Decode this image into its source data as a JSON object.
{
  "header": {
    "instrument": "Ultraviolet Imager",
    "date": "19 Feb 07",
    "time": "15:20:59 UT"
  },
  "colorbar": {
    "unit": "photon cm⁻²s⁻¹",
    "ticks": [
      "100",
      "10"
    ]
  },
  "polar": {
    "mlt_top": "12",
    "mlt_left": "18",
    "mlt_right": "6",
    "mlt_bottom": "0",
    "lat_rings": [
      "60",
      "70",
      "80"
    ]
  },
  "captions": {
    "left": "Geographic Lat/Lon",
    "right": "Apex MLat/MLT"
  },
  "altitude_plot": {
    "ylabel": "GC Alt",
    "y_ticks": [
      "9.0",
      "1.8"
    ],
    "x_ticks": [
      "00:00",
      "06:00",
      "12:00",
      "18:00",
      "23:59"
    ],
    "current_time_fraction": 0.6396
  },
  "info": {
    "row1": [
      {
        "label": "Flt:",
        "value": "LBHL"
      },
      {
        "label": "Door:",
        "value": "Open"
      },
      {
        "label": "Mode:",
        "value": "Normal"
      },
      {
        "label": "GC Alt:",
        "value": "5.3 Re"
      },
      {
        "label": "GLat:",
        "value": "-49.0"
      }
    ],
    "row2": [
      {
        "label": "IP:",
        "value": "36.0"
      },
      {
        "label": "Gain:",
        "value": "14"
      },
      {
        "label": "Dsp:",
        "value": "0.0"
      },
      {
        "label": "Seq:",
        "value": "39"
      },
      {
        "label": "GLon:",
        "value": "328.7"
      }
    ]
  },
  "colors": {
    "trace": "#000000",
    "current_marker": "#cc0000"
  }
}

------------------------------------------------

WRITTEN EXERCISE:
Produce an exact copy of all the records.

SOLUTION:
Decode this image into its source data as a JSON object.
{
  "header": {
    "instrument": "Ultraviolet Imager",
    "date": "19 Feb 07",
    "time": "15:20:59 UT"
  },
  "colorbar": {
    "unit": "photon cm⁻²s⁻¹",
    "ticks": [
      "100",
      "10"
    ]
  },
  "polar": {
    "mlt_top": "12",
    "mlt_left": "18",
    "mlt_right": "6",
    "mlt_bottom": "0",
    "lat_rings": [
      "60",
      "70",
      "80"
    ]
  },
  "captions": {
    "left": "Geographic Lat/Lon",
    "right": "Apex MLat/MLT"
  },
  "altitude_plot": {
    "ylabel": "GC Alt",
    "y_ticks": [
      "9.0",
      "1.8"
    ],
    "x_ticks": [
      "00:00",
      "06:00",
      "12:00",
      "18:00",
      "23:59"
    ],
    "current_time_fraction": 0.6396
  },
  "info": {
    "row1": [
      {
        "label": "Flt:",
        "value": "LBHL"
      },
      {
        "label": "Door:",
        "value": "Open"
      },
      {
        "label": "Mode:",
        "value": "Normal"
      },
      {
        "label": "GC Alt:",
        "value": "5.3 Re"
      },
      {
        "label": "GLat:",
        "value": "-49.0"
      }
    ],
    "row2": [
      {
        "label": "IP:",
        "value": "36.0"
      },
      {
        "label": "Gain:",
        "value": "14"
      },
      {
        "label": "Dsp:",
        "value": "0.0"
      },
      {
        "label": "Seq:",
        "value": "39"
      },
      {
        "label": "GLon:",
        "value": "328.7"
      }
    ]
  },
  "colors": {
    "trace": "#000000",
    "current_marker": "#cc0000"
  }
}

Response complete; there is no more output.